#### Short problem
Reproduce all the entries precisely.

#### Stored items

┌────────

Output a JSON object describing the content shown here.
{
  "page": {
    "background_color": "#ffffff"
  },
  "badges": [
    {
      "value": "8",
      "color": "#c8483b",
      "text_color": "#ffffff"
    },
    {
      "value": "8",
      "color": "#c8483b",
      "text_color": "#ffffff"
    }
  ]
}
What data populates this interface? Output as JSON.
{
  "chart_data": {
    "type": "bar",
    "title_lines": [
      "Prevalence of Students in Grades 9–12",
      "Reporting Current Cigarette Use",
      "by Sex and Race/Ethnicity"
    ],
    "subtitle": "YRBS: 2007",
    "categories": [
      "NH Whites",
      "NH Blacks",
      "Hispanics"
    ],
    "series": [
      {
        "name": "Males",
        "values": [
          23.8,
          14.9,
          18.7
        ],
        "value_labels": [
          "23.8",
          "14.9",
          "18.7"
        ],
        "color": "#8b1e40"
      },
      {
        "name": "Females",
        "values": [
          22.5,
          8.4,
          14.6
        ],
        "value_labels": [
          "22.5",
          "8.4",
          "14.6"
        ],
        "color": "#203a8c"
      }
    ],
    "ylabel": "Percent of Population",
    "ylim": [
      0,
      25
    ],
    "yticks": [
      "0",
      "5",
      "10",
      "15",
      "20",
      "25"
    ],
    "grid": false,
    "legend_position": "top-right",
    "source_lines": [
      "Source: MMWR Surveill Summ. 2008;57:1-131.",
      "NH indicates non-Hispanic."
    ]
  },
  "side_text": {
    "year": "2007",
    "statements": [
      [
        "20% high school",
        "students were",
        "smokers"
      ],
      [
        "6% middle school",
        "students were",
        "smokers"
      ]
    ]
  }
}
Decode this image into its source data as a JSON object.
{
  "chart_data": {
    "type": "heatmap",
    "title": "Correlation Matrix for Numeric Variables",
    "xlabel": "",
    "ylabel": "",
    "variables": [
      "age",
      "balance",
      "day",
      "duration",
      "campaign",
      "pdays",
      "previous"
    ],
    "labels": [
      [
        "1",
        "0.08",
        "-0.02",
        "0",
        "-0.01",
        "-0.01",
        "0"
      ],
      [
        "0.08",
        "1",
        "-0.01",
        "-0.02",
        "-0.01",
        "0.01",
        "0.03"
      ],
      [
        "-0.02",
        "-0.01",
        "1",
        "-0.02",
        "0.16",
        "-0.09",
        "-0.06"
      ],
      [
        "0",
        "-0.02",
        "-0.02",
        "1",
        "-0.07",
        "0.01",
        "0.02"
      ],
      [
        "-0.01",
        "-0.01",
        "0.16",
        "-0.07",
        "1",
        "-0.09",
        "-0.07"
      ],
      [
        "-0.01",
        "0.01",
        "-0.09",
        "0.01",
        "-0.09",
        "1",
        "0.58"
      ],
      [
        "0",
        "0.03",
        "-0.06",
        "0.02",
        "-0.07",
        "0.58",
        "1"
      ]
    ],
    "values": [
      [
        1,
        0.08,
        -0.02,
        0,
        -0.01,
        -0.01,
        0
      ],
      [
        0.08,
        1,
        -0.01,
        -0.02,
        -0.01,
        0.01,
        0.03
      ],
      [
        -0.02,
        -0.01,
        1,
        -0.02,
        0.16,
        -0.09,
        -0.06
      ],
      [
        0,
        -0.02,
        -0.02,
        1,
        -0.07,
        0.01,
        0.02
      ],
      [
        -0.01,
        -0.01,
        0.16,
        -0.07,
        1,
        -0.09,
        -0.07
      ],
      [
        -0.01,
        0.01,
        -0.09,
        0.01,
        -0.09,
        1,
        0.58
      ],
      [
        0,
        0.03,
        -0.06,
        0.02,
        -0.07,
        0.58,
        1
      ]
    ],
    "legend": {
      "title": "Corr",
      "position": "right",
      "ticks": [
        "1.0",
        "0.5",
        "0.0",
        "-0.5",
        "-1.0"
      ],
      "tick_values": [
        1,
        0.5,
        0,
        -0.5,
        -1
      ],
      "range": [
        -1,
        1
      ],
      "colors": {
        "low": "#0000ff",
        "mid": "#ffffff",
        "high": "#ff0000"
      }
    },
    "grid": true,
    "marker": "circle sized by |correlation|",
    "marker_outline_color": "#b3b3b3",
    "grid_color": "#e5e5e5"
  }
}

└────────

#### Full output
Output a JSON object describing the content shown here.
{
  "page": {
    "background_color": "#ffffff"
  },
  "badges": [
    {
      "value": "8",
      "color": "#c8483b",
      "text_color": "#ffffff"
    },
    {
      "value": "8",
      "color": "#c8483b",
      "text_color": "#ffffff"
    }
  ]
}
What data populates this interface? Output as JSON.
{
  "chart_data": {
    "type": "bar",
    "title_lines": [
      "Prevalence of Students in Grades 9–12",
      "Reporting Current Cigarette Use",
      "by Sex and Race/Ethnicity"
    ],
    "subtitle": "YRBS: 2007",
    "categories": [
      "NH Whites",
      "NH Blacks",
      "Hispanics"
    ],
    "series": [
      {
        "name": "Males",
        "values": [
          23.8,
          14.9,
          18.7
        ],
        "value_labels": [
          "23.8",
          "14.9",
          "18.7"
        ],
        "color": "#8b1e40"
      },
      {
        "name": "Females",
        "values": [
          22.5,
          8.4,
          14.6
        ],
        "value_labels": [
          "22.5",
          "8.4",
          "14.6"
        ],
        "color": "#203a8c"
      }
    ],
    "ylabel": "Percent of Population",
    "ylim": [
      0,
      25
    ],
    "yticks": [
      "0",
      "5",
      "10",
      "15",
      "20",
      "25"
    ],
    "grid": false,
    "legend_position": "top-right",
    "source_lines": [
      "Source: MMWR Surveill Summ. 2008;57:1-131.",
      "NH indicates non-Hispanic."
    ]
  },
  "side_text": {
    "year": "2007",
    "statements": [
      [
        "20% high school",
        "students were",
        "smokers"
      ],
      [
        "6% middle school",
        "students were",
        "smokers"
      ]
    ]
  }
}
Decode this image into its source data as a JSON object.
{
  "chart_data": {
    "type": "heatmap",
    "title": "Correlation Matrix for Numeric Variables",
    "xlabel": "",
    "ylabel": "",
    "variables": [
      "age",
      "balance",
      "day",
      "duration",
      "campaign",
      "pdays",
      "previous"
    ],
    "labels": [
      [
        "1",
        "0.08",
        "-0.02",
        "0",
        "-0.01",
        "-0.01",
        "0"
      ],
      [
        "0.08",
        "1",
        "-0.01",
        "-0.02",
        "-0.01",
        "0.01",
        "0.03"
      ],
      [
        "-0.02",
        "-0.01",
        "1",
        "-0.02",
        "0.16",
        "-0.09",
        "-0.06"
      ],
      [
        "0",
        "-0.02",
        "-0.02",
        "1",
        "-0.07",
        "0.01",
        "0.02"
      ],
      [
        "-0.01",
        "-0.01",
        "0.16",
        "-0.07",
        "1",
        "-0.09",
        "-0.07"
      ],
      [
        "-0.01",
        "0.01",
        "-0.09",
        "0.01",
        "-0.09",
        "1",
        "0.58"
      ],
      [
        "0",
        "0.03",
        "-0.06",
        "0.02",
        "-0.07",
        "0.58",
        "1"
      ]
    ],
    "values": [
      [
        1,
        0.08,
        -0.02,
        0,
        -0.01,
        -0.01,
        0
      ],
      [
        0.08,
        1,
        -0.01,
        -0.02,
        -0.01,
        0.01,
        0.03
      ],
      [
        -0.02,
        -0.01,
        1,
        -0.02,
        0.16,
        -0.09,
        -0.06
      ],
      [
        0,
        -0.02,
        -0.02,
        1,
        -0.07,
        0.01,
        0.02
      ],
      [
        -0.01,
        -0.01,
        0.16,
        -0.07,
        1,
        -0.09,
        -0.07
      ],
      [
        -0.01,
        0.01,
        -0.09,
        0.01,
        -0.09,
        1,
        0.58
      ],
      [
        0,
        0.03,
        -0.06,
        0.02,
        -0.07,
        0.58,
        1
      ]
    ],
    "legend": {
      "title": "Corr",
      "position": "right",
      "ticks": [
        "1.0",
        "0.5",
        "0.0",
        "-0.5",
        "-1.0"
      ],
      "tick_values": [
        1,
        0.5,
        0,
        -0.5,
        -1
      ],
      "range": [
        -1,
        1
      ],
      "colors": {
        "low": "#0000ff",
        "mid": "#ffffff",
        "high": "#ff0000"
      }
    },
    "grid": true,
    "marker": "circle sized by |correlation|",
    "marker_outline_color": "#b3b3b3",
    "grid_color": "#e5e5e5"
  }
}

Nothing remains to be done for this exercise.